Trecho citado:
+++
Como visto detidamente nos itens 19 a 24, na própria nomogênese constitucional, a sociedade impõe fazeres ao Estado.

Entre as prescrições impostas ao Estado e como condição mesmo de sua criação/estabelecimento, reconhecimento de legitimidade e atuação concreta324, estão a do exercício de funções típicas, em número de três, a saber: função preponderantemente legislativa; função preponderantemente administrativa; e função preponderantemente jurisdicional.

Todo o exercício do poder legislativo volta-se para a prática da legislação, cujo ato legislativo resultante, convencionalmente e por excelência, é a lei.

Todo o exercício do poder administrativo volta-se para a prática do ato administrativo, que convencionalmente e por excelência é o ato administrativo propriamente dito (e pontualmente tem designações variadas, desde uma mera portaria, até um decreto ou mesmo decisão administrativa).
+++
Seção de dados:
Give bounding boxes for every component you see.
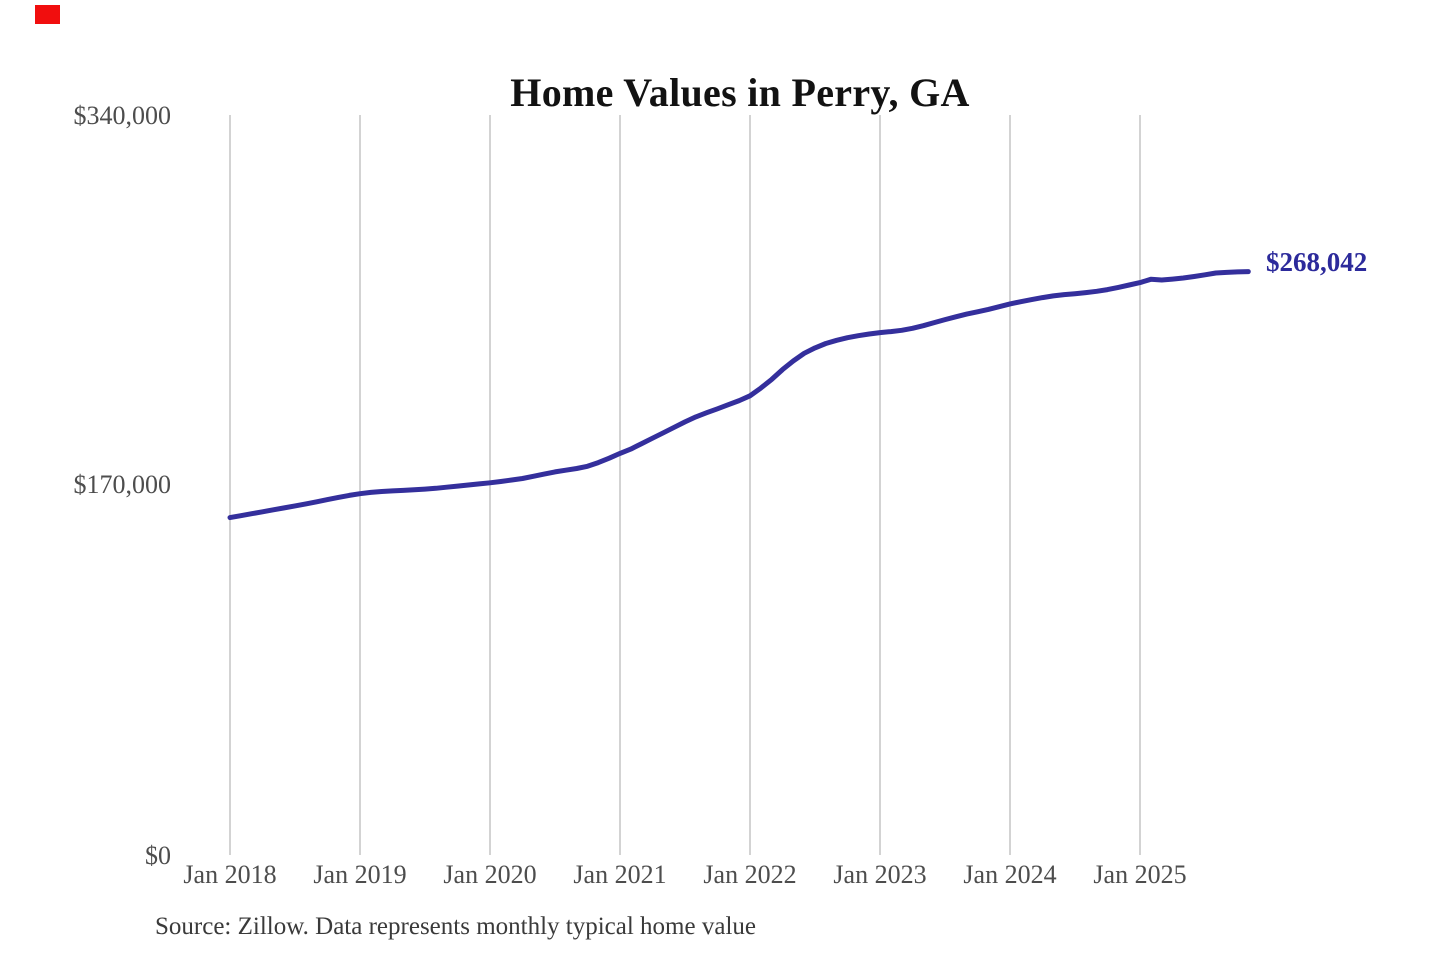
+++
Enunciado 1:
Responda com base no trecho sobre as funções do Estado:
(a) Quantas são as funções típicas que o Estado deve exercer?
(b) Qual é, por excelência, o ato resultante do exercício do poder legislativo?
(c) Que designações variadas o ato administrativo pode receber?
Enunciado 2:
Por favor, escreva a continuação do trecho sobre as funções do Estado, a partir da última frase apresentada.
O material é independente do trecho citado e não faz parte dele.

Resposta escrita 1:
(a) Três: a função preponderantemente legislativa, a preponderantemente administrativa e a preponderantemente jurisdicional.
(b) A lei.
(c) Desde uma mera portaria até um decreto ou mesmo uma decisão administrativa.

Resposta escrita 2:
Todo o exercício do poder jurisdicional volta-se para a prática do ato jurisdicional, por uma das modalidades de provimentos típicos que o Estadojurisdição está autorizado a expedir (Código de Processo Civil de 1973, art. 162 e §§; NCPC, art. 203 e §§, notadamente e por excelência a sentença); e ainda e mais adequadamente, no caso de acolhimento de pretensão posta em juízo, o Estado-jurisdição estará a expedir genuína tutela jurisdicional (Código de Processo Civil de 1973, art. 2º c/c art. 269, I; NCPC, arts. 2º e 6º c/c arts. 487, I e 490).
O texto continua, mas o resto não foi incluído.